Excerpts from a figure dataset:

Begin

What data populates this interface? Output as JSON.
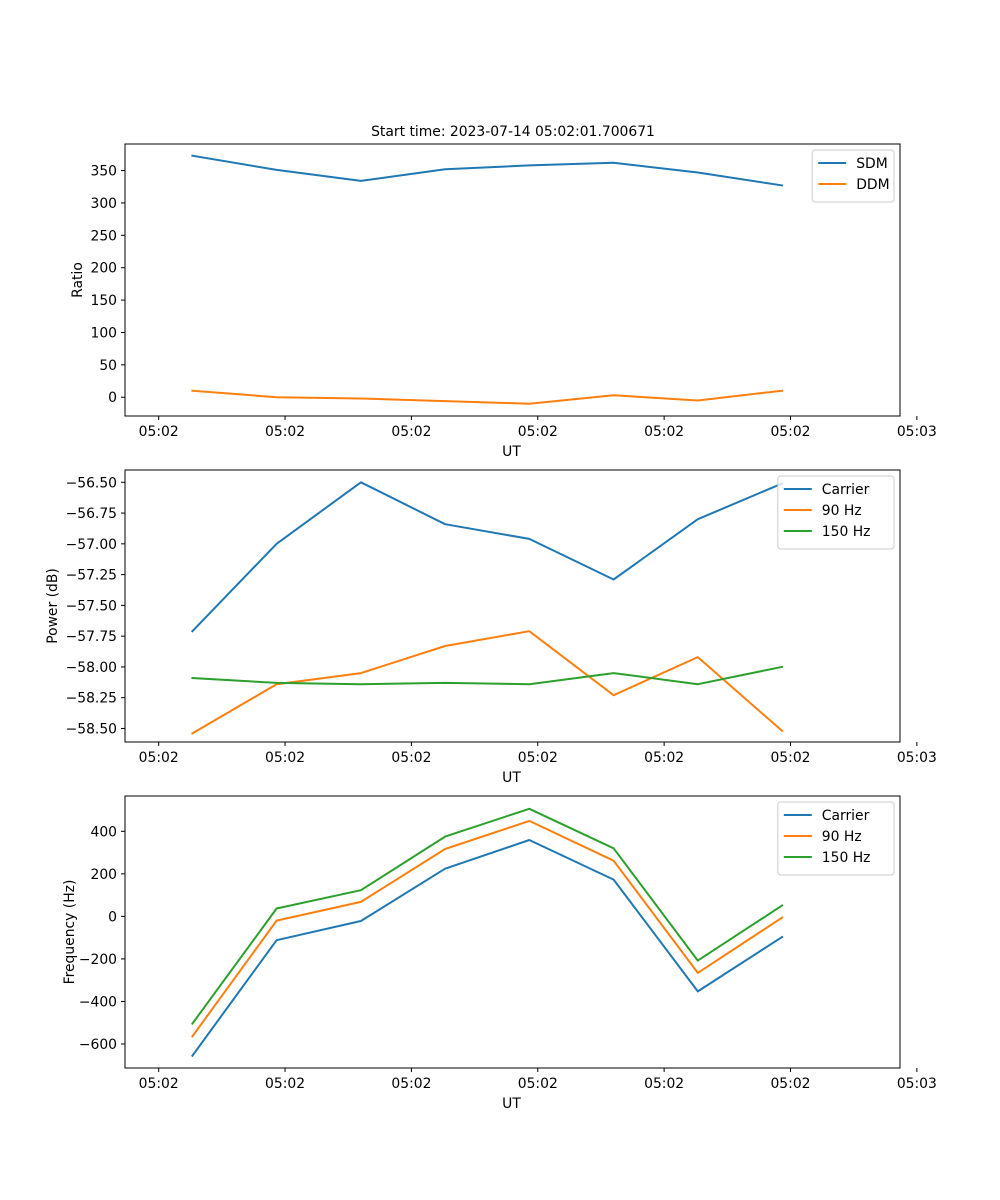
{
  "figure_title": "Start time: 2023-07-14 05:02:01.700671",
  "chart_data": [
    {
      "type": "line",
      "title": "Start time: 2023-07-14 05:02:01.700671",
      "xlabel": "UT",
      "ylabel": "Ratio",
      "xlim": [
        -0.4,
        8.8
      ],
      "ylim": [
        -29,
        391
      ],
      "x": [
        0.4,
        1.4,
        2.4,
        3.4,
        4.4,
        5.4,
        6.4,
        7.4
      ],
      "xticks": [
        {
          "value": 0,
          "label": "05:02"
        },
        {
          "value": 1.5,
          "label": "05:02"
        },
        {
          "value": 3,
          "label": "05:02"
        },
        {
          "value": 4.5,
          "label": "05:02"
        },
        {
          "value": 6,
          "label": "05:02"
        },
        {
          "value": 7.5,
          "label": "05:02"
        },
        {
          "value": 9,
          "label": "05:03"
        }
      ],
      "yticks": [
        {
          "value": 0,
          "label": "0"
        },
        {
          "value": 50,
          "label": "50"
        },
        {
          "value": 100,
          "label": "100"
        },
        {
          "value": 150,
          "label": "150"
        },
        {
          "value": 200,
          "label": "200"
        },
        {
          "value": 250,
          "label": "250"
        },
        {
          "value": 300,
          "label": "300"
        },
        {
          "value": 350,
          "label": "350"
        }
      ],
      "legend_position": "upper right",
      "series": [
        {
          "name": "SDM",
          "color": "#1f77b4",
          "values": [
            373,
            351,
            334,
            352,
            358,
            362,
            347,
            327
          ]
        },
        {
          "name": "DDM",
          "color": "#ff7f0e",
          "values": [
            10,
            0,
            -2,
            -6,
            -10,
            3,
            -5,
            10
          ]
        }
      ]
    },
    {
      "type": "line",
      "title": "",
      "xlabel": "UT",
      "ylabel": "Power (dB)",
      "xlim": [
        -0.4,
        8.8
      ],
      "ylim": [
        -58.61,
        -56.4
      ],
      "x": [
        0.4,
        1.4,
        2.4,
        3.4,
        4.4,
        5.4,
        6.4,
        7.4
      ],
      "xticks": [
        {
          "value": 0,
          "label": "05:02"
        },
        {
          "value": 1.5,
          "label": "05:02"
        },
        {
          "value": 3,
          "label": "05:02"
        },
        {
          "value": 4.5,
          "label": "05:02"
        },
        {
          "value": 6,
          "label": "05:02"
        },
        {
          "value": 7.5,
          "label": "05:02"
        },
        {
          "value": 9,
          "label": "05:03"
        }
      ],
      "yticks": [
        {
          "value": -58.5,
          "label": "−58.50"
        },
        {
          "value": -58.25,
          "label": "−58.25"
        },
        {
          "value": -58.0,
          "label": "−58.00"
        },
        {
          "value": -57.75,
          "label": "−57.75"
        },
        {
          "value": -57.5,
          "label": "−57.50"
        },
        {
          "value": -57.25,
          "label": "−57.25"
        },
        {
          "value": -57.0,
          "label": "−57.00"
        },
        {
          "value": -56.75,
          "label": "−56.75"
        },
        {
          "value": -56.5,
          "label": "−56.50"
        }
      ],
      "legend_position": "upper right",
      "series": [
        {
          "name": "Carrier",
          "color": "#1f77b4",
          "values": [
            -57.71,
            -57.0,
            -56.5,
            -56.84,
            -56.96,
            -57.29,
            -56.8,
            -56.51
          ]
        },
        {
          "name": "90 Hz",
          "color": "#ff7f0e",
          "values": [
            -58.54,
            -58.14,
            -58.05,
            -57.83,
            -57.71,
            -58.23,
            -57.92,
            -58.52
          ]
        },
        {
          "name": "150 Hz",
          "color": "#2ca02c",
          "values": [
            -58.09,
            -58.13,
            -58.14,
            -58.13,
            -58.14,
            -58.05,
            -58.14,
            -58.0
          ]
        }
      ]
    },
    {
      "type": "line",
      "title": "",
      "xlabel": "UT",
      "ylabel": "Frequency (Hz)",
      "xlim": [
        -0.4,
        8.8
      ],
      "ylim": [
        -713,
        566
      ],
      "x": [
        0.4,
        1.4,
        2.4,
        3.4,
        4.4,
        5.4,
        6.4,
        7.4
      ],
      "xticks": [
        {
          "value": 0,
          "label": "05:02"
        },
        {
          "value": 1.5,
          "label": "05:02"
        },
        {
          "value": 3,
          "label": "05:02"
        },
        {
          "value": 4.5,
          "label": "05:02"
        },
        {
          "value": 6,
          "label": "05:02"
        },
        {
          "value": 7.5,
          "label": "05:02"
        },
        {
          "value": 9,
          "label": "05:03"
        }
      ],
      "yticks": [
        {
          "value": -600,
          "label": "−600"
        },
        {
          "value": -400,
          "label": "−400"
        },
        {
          "value": -200,
          "label": "−200"
        },
        {
          "value": 0,
          "label": "0"
        },
        {
          "value": 200,
          "label": "200"
        },
        {
          "value": 400,
          "label": "400"
        }
      ],
      "legend_position": "upper right",
      "series": [
        {
          "name": "Carrier",
          "color": "#1f77b4",
          "values": [
            -655,
            -112,
            -22,
            224,
            359,
            173,
            -353,
            -97
          ]
        },
        {
          "name": "90 Hz",
          "color": "#ff7f0e",
          "values": [
            -564,
            -20,
            68,
            317,
            449,
            262,
            -266,
            -6
          ]
        },
        {
          "name": "150 Hz",
          "color": "#2ca02c",
          "values": [
            -504,
            37,
            123,
            375,
            506,
            320,
            -208,
            51
          ]
        }
      ]
    }
  ]
}
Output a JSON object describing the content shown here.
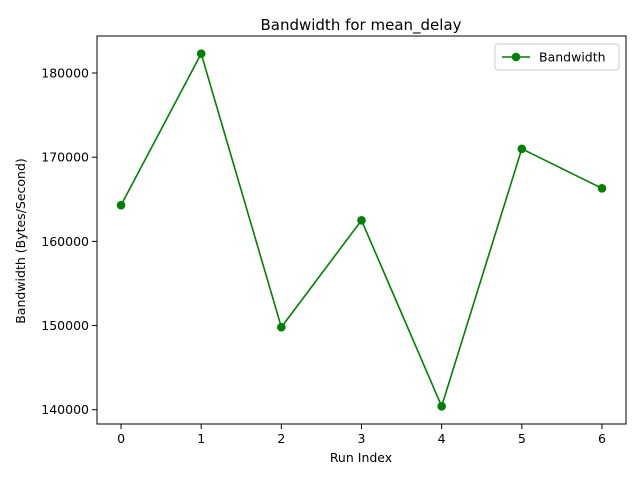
{
  "chart_data": {
    "type": "line",
    "title": "Bandwidth for mean_delay",
    "xlabel": "Run Index",
    "ylabel": "Bandwidth (Bytes/Second)",
    "x": [
      0,
      1,
      2,
      3,
      4,
      5,
      6
    ],
    "series": [
      {
        "name": "Bandwidth",
        "color": "#008000",
        "marker": "circle",
        "values": [
          164300,
          182300,
          149800,
          162500,
          140400,
          171000,
          166300
        ]
      }
    ],
    "xlim": [
      -0.3,
      6.3
    ],
    "ylim": [
      138300,
      184400
    ],
    "xticks": [
      0,
      1,
      2,
      3,
      4,
      5,
      6
    ],
    "yticks": [
      140000,
      150000,
      160000,
      170000,
      180000
    ],
    "ytick_labels": [
      "140000",
      "150000",
      "160000",
      "170000",
      "180000"
    ],
    "grid": false,
    "legend_position": "top-right"
  }
}
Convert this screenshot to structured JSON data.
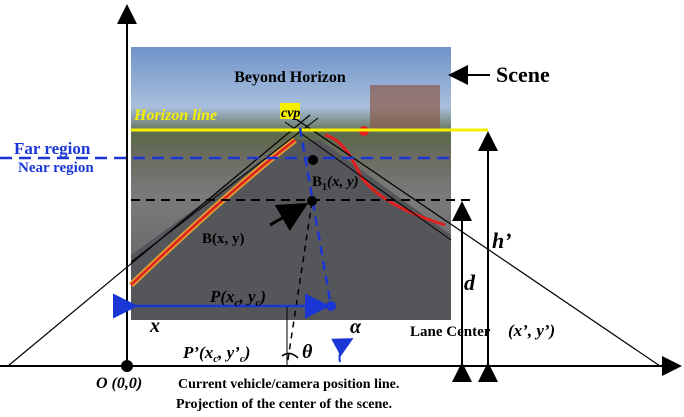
{
  "scene_title": "Beyond Horizon",
  "scene_label": "Scene",
  "horizon_label": "Horizon line",
  "cvp_label": "cvp",
  "far_region": "Far region",
  "near_region": "Near region",
  "b1_label": [
    "B",
    "1",
    "(x, y)"
  ],
  "b_label": "B(x, y)",
  "h_prime": "h’",
  "d_label": "d",
  "p_label": [
    "P(x",
    "c",
    ", y",
    "c",
    ")"
  ],
  "x_label": "x",
  "alpha": "α",
  "lane_center": "Lane Center",
  "lane_center_coords": "(x’, y’)",
  "p_prime_label": [
    "P’(x",
    "c",
    ", y’",
    "c",
    ")"
  ],
  "theta": "θ",
  "origin": "O (0,0)",
  "caption_lines": [
    "Current vehicle/camera position line.",
    "Projection of the center of the scene."
  ]
}
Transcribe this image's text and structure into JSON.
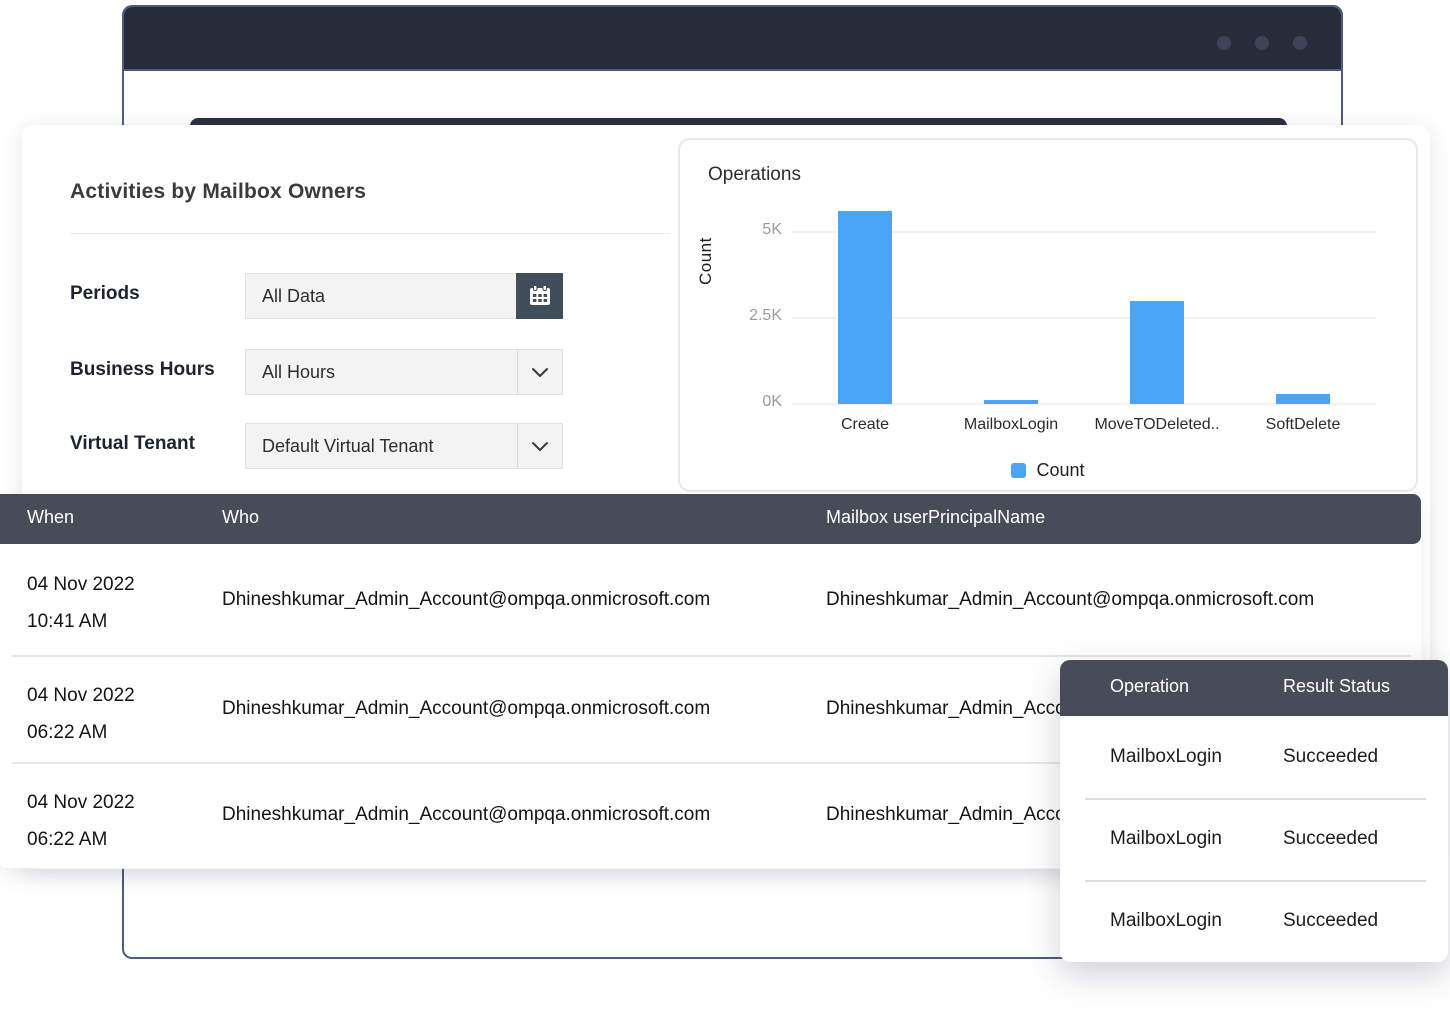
{
  "colors": {
    "accent_blue": "#4aa4f8",
    "dark_header": "#474c58",
    "titlebar": "#272c3a",
    "window_border": "#4e5a7e",
    "calendar_button": "#404e5c"
  },
  "filters_panel": {
    "title": "Activities by Mailbox Owners",
    "filters": [
      {
        "label": "Periods",
        "value": "All Data",
        "control": "date-picker"
      },
      {
        "label": "Business Hours",
        "value": "All Hours",
        "control": "dropdown"
      },
      {
        "label": "Virtual Tenant",
        "value": "Default Virtual Tenant",
        "control": "dropdown"
      }
    ]
  },
  "chart_data": {
    "type": "bar",
    "title": "Operations",
    "xlabel": "",
    "ylabel": "Count",
    "categories": [
      "Create",
      "MailboxLogin",
      "MoveTODeleted..",
      "SoftDelete"
    ],
    "values": [
      5600,
      120,
      3000,
      300
    ],
    "ylim": [
      0,
      6000
    ],
    "yticks": [
      0,
      2500,
      5000
    ],
    "ytick_labels": [
      "0K",
      "2.5K",
      "5K"
    ],
    "legend": [
      "Count"
    ],
    "legend_position": "bottom",
    "grid": true,
    "bar_color": "#4aa4f8"
  },
  "activity_table": {
    "columns": [
      "When",
      "Who",
      "Mailbox userPrincipalName"
    ],
    "rows": [
      {
        "date": "04 Nov 2022",
        "time": "10:41 AM",
        "who": "Dhineshkumar_Admin_Account@ompqa.onmicrosoft.com",
        "mailbox": "Dhineshkumar_Admin_Account@ompqa.onmicrosoft.com"
      },
      {
        "date": "04 Nov 2022",
        "time": "06:22 AM",
        "who": "Dhineshkumar_Admin_Account@ompqa.onmicrosoft.com",
        "mailbox": "Dhineshkumar_Admin_Account@ompqa.onmicrosoft.com"
      },
      {
        "date": "04 Nov 2022",
        "time": "06:22 AM",
        "who": "Dhineshkumar_Admin_Account@ompqa.onmicrosoft.com",
        "mailbox": "Dhineshkumar_Admin_Account@ompqa.onmicrosoft.com"
      }
    ]
  },
  "detail_popup": {
    "columns": [
      "Operation",
      "Result Status"
    ],
    "rows": [
      {
        "operation": "MailboxLogin",
        "status": "Succeeded"
      },
      {
        "operation": "MailboxLogin",
        "status": "Succeeded"
      },
      {
        "operation": "MailboxLogin",
        "status": "Succeeded"
      }
    ]
  }
}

End

# Written exercise
Extract every line above containing the word "time".

# Answer to the problem
  "figure_title": "Start time: 2023-07-14 05:02:01.700671",
      "title": "Start time: 2023-07-14 05:02:01.700671",
        "time": "10:41 AM",
        "time": "06:22 AM",
        "time": "06:22 AM",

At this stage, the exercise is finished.